- What you need to do: The records underneath are to be repeated exactly, with the pictures left out.

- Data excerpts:
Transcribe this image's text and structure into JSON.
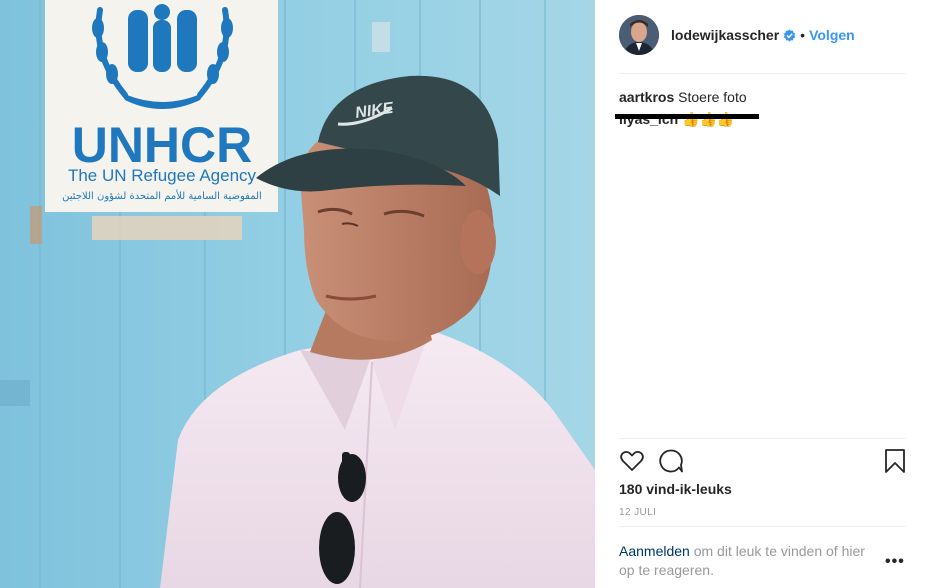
{
  "photo": {
    "sign_title": "UNHCR",
    "sign_subtitle": "The UN Refugee Agency",
    "sign_arabic": "المفوضية السامية للأمم المتحدة لشؤون اللاجئين",
    "cap_logo": "NIKE"
  },
  "header": {
    "username": "lodewijkasscher",
    "verified_icon": "verified-badge-icon",
    "separator": "•",
    "follow_label": "Volgen"
  },
  "comments": [
    {
      "user": "aartkros",
      "text": "Stoere foto"
    },
    {
      "user": "ilyas_ich",
      "text": "👍👍👍"
    }
  ],
  "actions": {
    "like_icon": "heart-icon",
    "comment_icon": "comment-icon",
    "save_icon": "bookmark-icon"
  },
  "likes_label": "180 vind-ik-leuks",
  "date_label": "12 JULI",
  "login": {
    "link_label": "Aanmelden",
    "rest_text": " om dit leuk te vinden of hier op te reageren."
  },
  "more_label": "•••",
  "colors": {
    "follow_blue": "#3897f0",
    "link_blue": "#003569",
    "verified_blue": "#3897f0",
    "unhcr_blue": "#1f78bd",
    "wall_blue": "#8ccbe2",
    "muted_text": "#999999"
  }
}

- Task result:
Transcribe this image's text and structure into JSON.
{
  "photo": {
    "sign_title": "UNHCR",
    "sign_subtitle": "The UN Refugee Agency",
    "sign_arabic": "المفوضية السامية للأمم المتحدة لشؤون اللاجئين",
    "cap_logo": "NIKE"
  },
  "header": {
    "username": "lodewijkasscher",
    "verified_icon": "verified-badge-icon",
    "separator": "•",
    "follow_label": "Volgen"
  },
  "comments": [
    {
      "user": "aartkros",
      "text": "Stoere foto"
    },
    {
      "user": "ilyas_ich",
      "text": "👍👍👍"
    }
  ],
  "actions": {
    "like_icon": "heart-icon",
    "comment_icon": "comment-icon",
    "save_icon": "bookmark-icon"
  },
  "likes_label": "180 vind-ik-leuks",
  "date_label": "12 JULI",
  "login": {
    "link_label": "Aanmelden",
    "rest_text": " om dit leuk te vinden of hier op te reageren."
  },
  "more_label": "•••",
  "colors": {
    "follow_blue": "#3897f0",
    "link_blue": "#003569",
    "verified_blue": "#3897f0",
    "unhcr_blue": "#1f78bd",
    "wall_blue": "#8ccbe2",
    "muted_text": "#999999"
  }
}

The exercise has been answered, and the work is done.